> [Excerpt provided]:

Cool IT Leaderboard shows growing divide between talk and action on developing climate solutions

Feature story - 29 April, 2010
The newest version of our Information Technology (IT) industry climate ranking reveals how a few global tech companies are taking the lead. They're demonstrating the potential of IT solutions to help reduce energy wastage and greenhouse gas emissions, while others seem unable to decide if IT climate solutions are a significant business opportunity or a mere marketing strategy.

Cisco vaults to the top of the newest Cool IT leaderboard, doubling its score from the previous version by demonstrating the effectiveness of its greenhouse emissions-saving solutions. Ericsson debuts on the leaderboard in second place. Google places sixth. (Click here to download the PDF directly)

Cool IT leaderboard (version 3, released April 2010)

> [Data]:
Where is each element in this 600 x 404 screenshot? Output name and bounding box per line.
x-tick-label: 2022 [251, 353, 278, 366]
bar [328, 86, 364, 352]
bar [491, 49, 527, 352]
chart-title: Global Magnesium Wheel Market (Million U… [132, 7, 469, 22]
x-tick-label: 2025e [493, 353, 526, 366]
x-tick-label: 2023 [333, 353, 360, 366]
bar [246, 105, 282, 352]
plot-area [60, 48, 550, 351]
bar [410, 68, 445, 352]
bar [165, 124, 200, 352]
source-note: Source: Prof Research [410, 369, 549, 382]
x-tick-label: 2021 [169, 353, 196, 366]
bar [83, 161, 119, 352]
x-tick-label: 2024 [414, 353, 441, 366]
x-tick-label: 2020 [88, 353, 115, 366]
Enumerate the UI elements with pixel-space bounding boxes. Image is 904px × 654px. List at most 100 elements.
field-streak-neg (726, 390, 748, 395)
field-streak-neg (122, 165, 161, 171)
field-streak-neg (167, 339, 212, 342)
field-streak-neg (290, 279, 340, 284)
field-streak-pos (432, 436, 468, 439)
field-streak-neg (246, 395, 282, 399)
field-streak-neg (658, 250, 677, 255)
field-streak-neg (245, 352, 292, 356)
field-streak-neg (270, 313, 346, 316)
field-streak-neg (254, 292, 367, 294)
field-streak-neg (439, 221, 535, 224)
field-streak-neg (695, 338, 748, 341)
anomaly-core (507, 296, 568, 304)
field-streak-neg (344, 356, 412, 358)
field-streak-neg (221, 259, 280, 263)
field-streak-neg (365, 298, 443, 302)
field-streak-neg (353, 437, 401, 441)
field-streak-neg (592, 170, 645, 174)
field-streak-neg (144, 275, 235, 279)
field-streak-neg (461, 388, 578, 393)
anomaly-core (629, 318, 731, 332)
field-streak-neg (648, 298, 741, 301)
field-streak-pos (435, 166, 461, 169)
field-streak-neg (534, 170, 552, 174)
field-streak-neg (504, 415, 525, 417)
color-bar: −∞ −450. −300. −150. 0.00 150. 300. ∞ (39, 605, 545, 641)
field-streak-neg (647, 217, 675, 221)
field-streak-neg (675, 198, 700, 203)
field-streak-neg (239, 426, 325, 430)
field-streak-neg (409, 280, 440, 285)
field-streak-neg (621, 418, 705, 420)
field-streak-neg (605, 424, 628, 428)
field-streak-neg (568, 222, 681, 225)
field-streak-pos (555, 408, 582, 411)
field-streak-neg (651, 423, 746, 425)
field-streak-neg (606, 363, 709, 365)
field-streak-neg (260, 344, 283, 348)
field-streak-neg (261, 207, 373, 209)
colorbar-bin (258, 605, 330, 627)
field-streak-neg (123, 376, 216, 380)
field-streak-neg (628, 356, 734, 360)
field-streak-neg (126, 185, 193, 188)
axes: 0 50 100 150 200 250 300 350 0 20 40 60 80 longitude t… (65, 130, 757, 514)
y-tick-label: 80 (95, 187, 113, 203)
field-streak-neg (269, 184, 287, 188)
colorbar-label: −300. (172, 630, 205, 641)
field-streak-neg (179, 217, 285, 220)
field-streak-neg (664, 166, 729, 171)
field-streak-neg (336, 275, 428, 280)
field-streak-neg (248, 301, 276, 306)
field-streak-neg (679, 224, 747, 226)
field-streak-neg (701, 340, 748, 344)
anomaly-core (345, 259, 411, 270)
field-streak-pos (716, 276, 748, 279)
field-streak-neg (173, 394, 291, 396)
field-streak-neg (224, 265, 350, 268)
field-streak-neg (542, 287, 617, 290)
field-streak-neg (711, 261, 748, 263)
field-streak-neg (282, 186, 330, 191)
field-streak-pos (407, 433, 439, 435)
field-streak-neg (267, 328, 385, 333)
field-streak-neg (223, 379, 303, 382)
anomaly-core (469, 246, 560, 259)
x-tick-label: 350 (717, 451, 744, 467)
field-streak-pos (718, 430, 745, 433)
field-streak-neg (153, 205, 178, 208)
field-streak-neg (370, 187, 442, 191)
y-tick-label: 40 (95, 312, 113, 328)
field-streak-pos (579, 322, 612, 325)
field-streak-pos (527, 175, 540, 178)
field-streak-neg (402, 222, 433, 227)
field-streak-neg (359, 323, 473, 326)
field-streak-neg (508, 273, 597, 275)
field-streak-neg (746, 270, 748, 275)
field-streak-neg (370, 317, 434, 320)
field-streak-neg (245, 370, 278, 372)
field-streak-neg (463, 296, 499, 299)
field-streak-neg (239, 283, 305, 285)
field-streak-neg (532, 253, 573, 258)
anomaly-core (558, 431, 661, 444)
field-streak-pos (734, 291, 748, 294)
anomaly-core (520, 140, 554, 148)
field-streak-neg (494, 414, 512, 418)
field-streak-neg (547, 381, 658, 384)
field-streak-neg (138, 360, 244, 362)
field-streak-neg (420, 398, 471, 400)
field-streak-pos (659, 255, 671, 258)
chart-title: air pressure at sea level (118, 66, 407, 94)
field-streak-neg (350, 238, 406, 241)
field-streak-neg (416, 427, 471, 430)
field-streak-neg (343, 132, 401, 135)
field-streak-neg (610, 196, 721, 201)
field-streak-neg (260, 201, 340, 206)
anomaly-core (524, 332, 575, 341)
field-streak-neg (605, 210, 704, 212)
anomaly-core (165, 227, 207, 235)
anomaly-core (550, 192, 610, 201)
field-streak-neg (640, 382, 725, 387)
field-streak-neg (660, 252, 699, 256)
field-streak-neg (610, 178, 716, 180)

> [Directions]:
**A)** Using the feature story, decide whether each statement agrees with it, answering yes or no and quoting the words that settle it. (i) Cisco doubled its score from the previous version of the leaderboard. (ii) Ericsson placed sixth on the leaderboard. (iii) Version 3 of the leaderboard was released in April 2010.
**B)** Reproduce the feature story word for word from "Feature story - 29" to "the PDF directly)".
**C)** According to the feature story, where does Google place on the newest Cool IT leaderboard?

> [Answers]:
**A)**
(i) Yes: "doubling its score from the previous version"
(ii) No: "Ericsson debuts on the leaderboard in second place"
(iii) Yes: "version 3, released April 2010"

**B)**
Feature story - 29 April, 2010
The newest version of our Information Technology (IT) industry climate ranking reveals how a few global tech companies are taking the lead. They're demonstrating the potential of IT solutions to help reduce energy wastage and greenhouse gas emissions, while others seem unable to decide if IT climate solutions are a significant business opportunity or a mere marketing strategy.

Cisco vaults to the top of the newest Cool IT leaderboard, doubling its score from the previous version by demonstrating the effectiveness of its greenhouse emissions-saving solutions. Ericsson debuts on the leaderboard in second place. Google places sixth. (Click here to download the PDF directly)

**C)** Sixth place.